Reading passage:
--- begin ---
If Derf Backderf’s book Kent State: Four Dead in Ohio were presented on television, it would be called a documentary. We don’t yet have an equivalent term within the realm of the graphic novel, “novel” implying fiction rather than fact. And this volume is crammed with fact, so when, in the 28 pages of notes at the end, Derf substantiates his opening assertion that the book “is based on eyewitness accounts, detailed research, and extensive investigation,” we believe him.

Derf has recreated herein many of the events that led at Kent State University on May 4, 1970 to the National Guard shooting at unarmed college students who were protesting the Vietnam War (and the presence of the National Guard on campus).

“In a deadly barrage of sixty-seven shots, four students were killed and nine wounded. ... Using the journalism skills he employed on My Friend Dahmer and Trashed, Backderf explores the lives of these four young people and the events of those four days in May, when the country seemed on the brink of tearing itself apart.” —Book jacket front flap.

“My God! They’re killing us!”—Freshman Ron Steele

The storytelling is achieved by combining a series of isolated instances, each developed on its own, as a story with a beginning, middle and end. There may be other ways to tell the story of the Kent State shooting, but this is the best way. By telling his story this way, Derf avoids the pitfall that many factual graphic novels slip into—captioned pictures, which are inherently without the dramatic impact that engages a reader. Derf’s method has impact.
--- end ---
Answer these questions about the book review above.
(a) How many pages of notes come at the end of the book?
(b) On what date did the National Guard shoot at students at Kent State University?
(c) According to the book jacket, how many students were killed and how many were wounded?

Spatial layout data
--- begin ---
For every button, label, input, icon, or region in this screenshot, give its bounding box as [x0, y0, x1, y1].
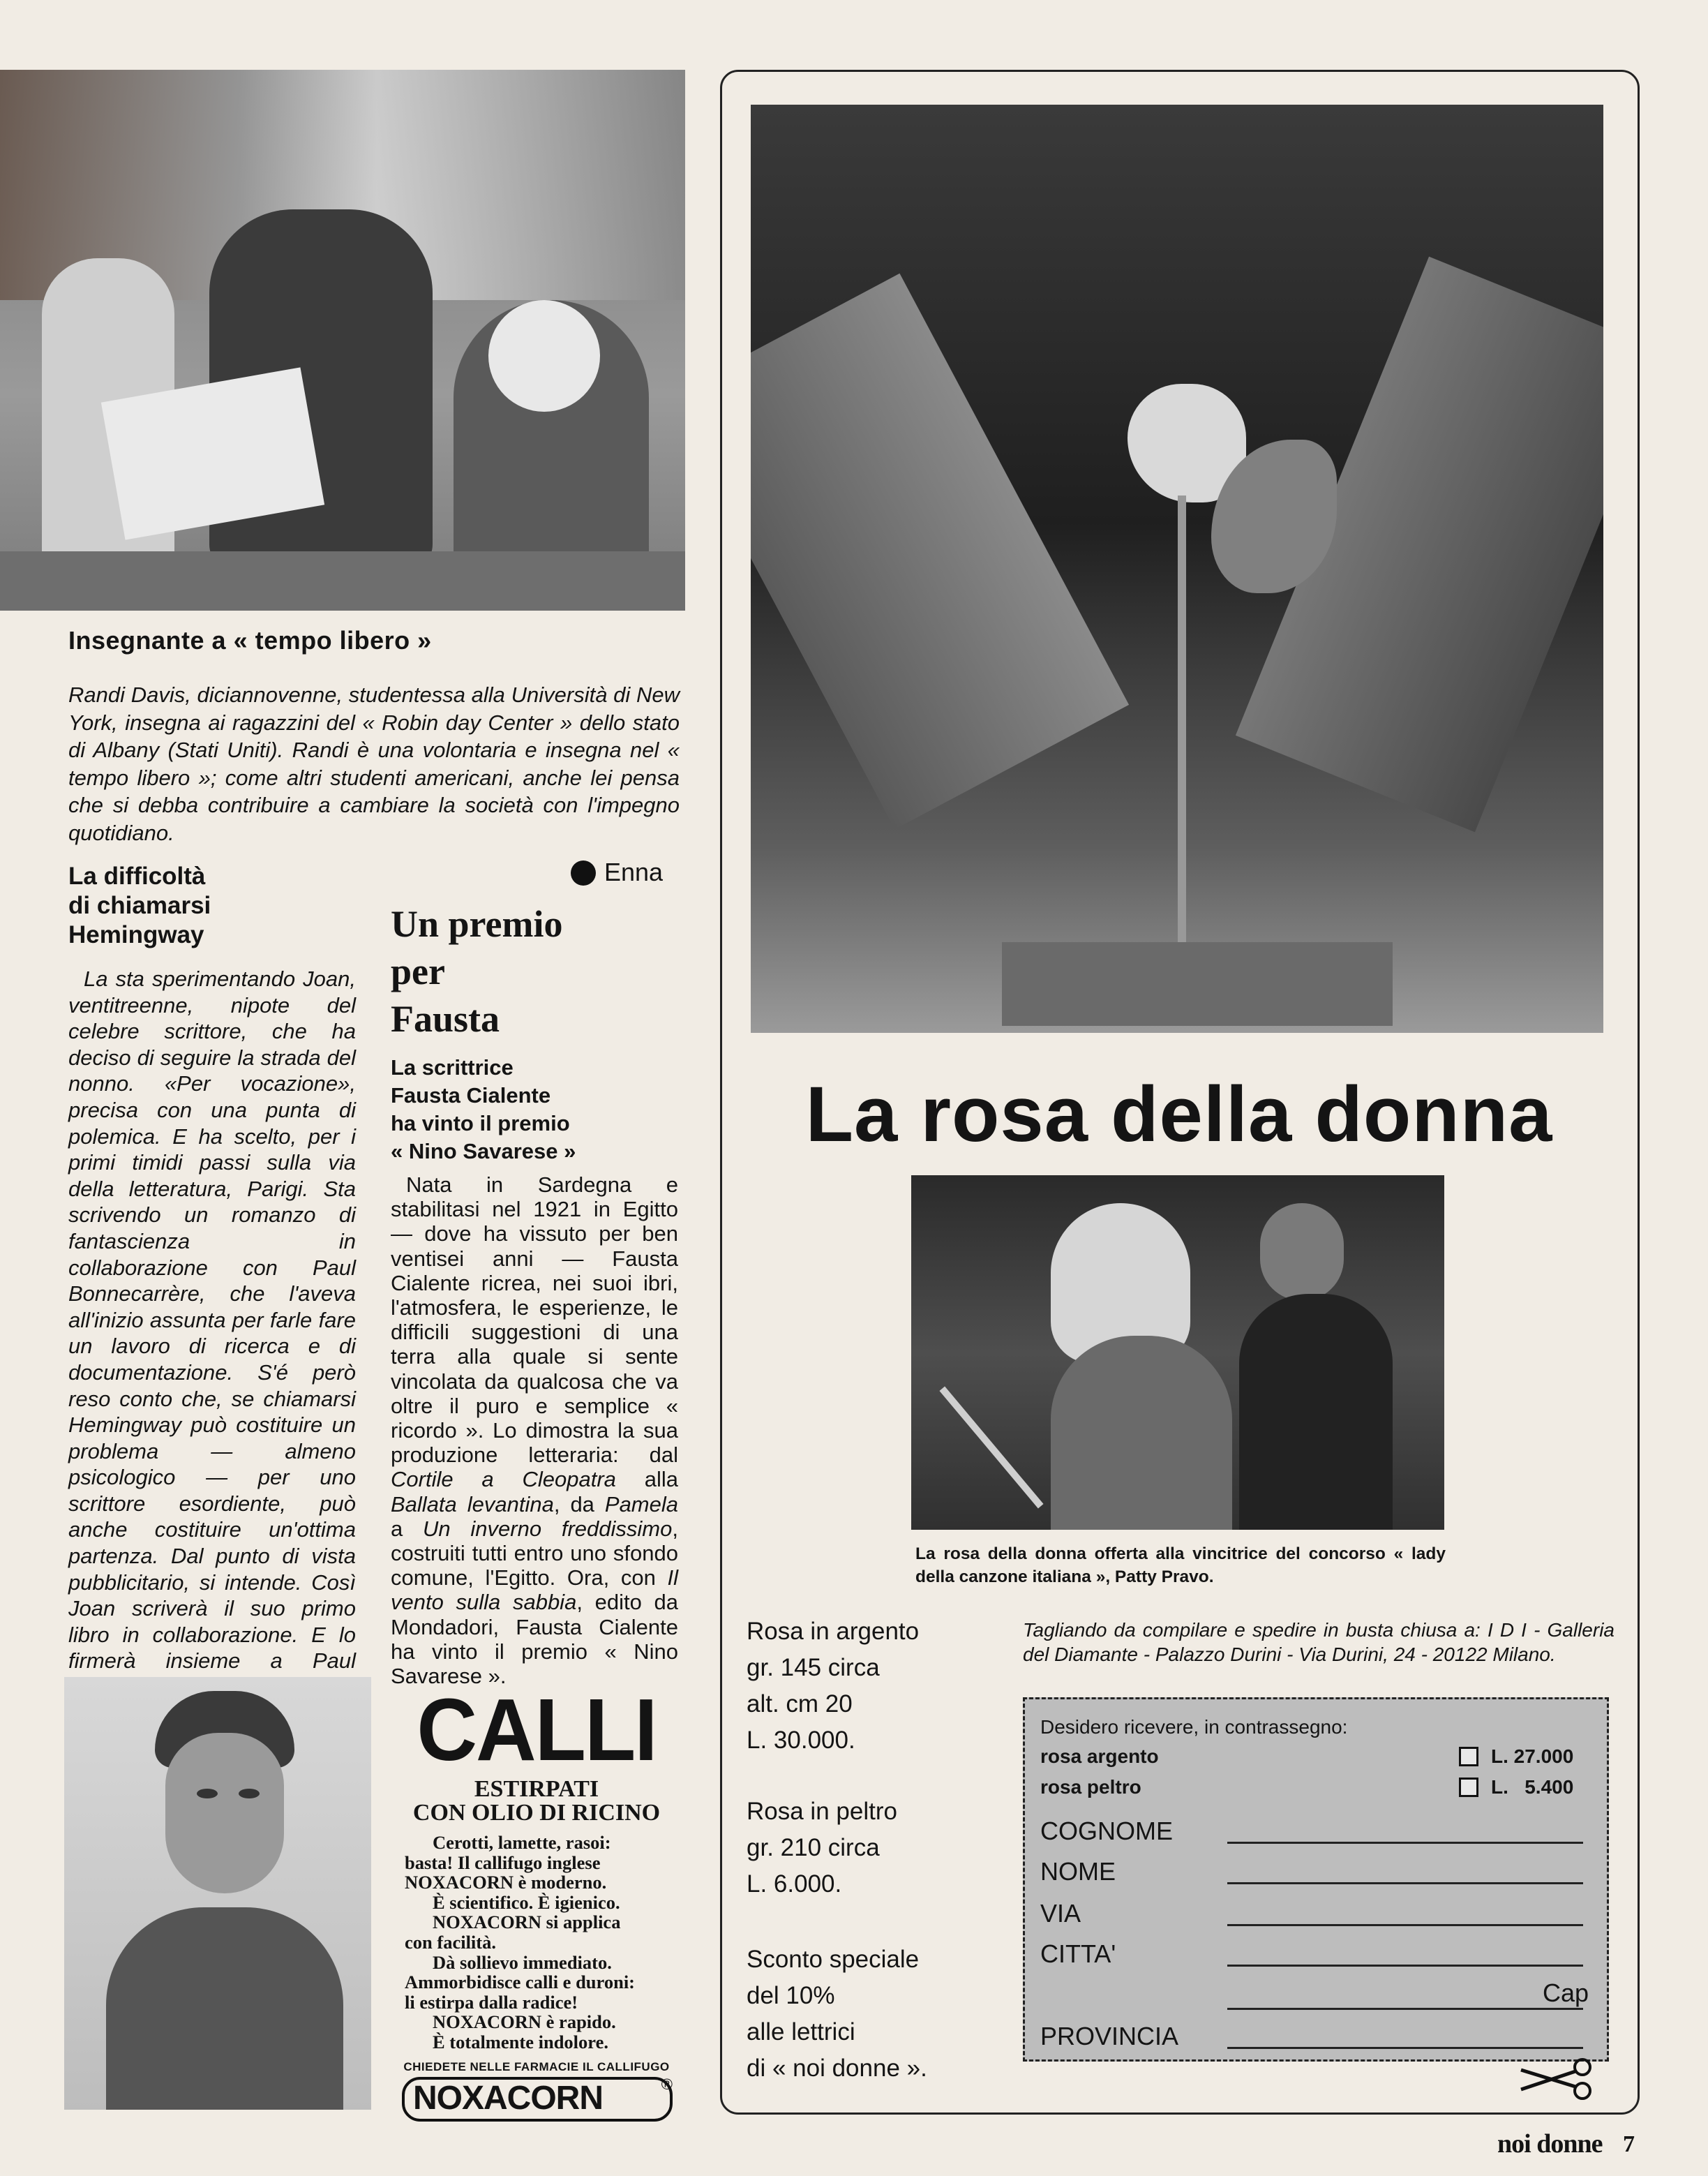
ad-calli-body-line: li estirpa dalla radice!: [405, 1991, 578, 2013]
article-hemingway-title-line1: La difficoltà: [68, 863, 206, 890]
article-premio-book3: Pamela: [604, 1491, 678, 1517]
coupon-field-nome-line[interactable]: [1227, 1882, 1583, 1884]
--- end ---
Complete answer:
(a) 28 pages
(b) May 4, 1970
(c) Four were killed and nine were wounded.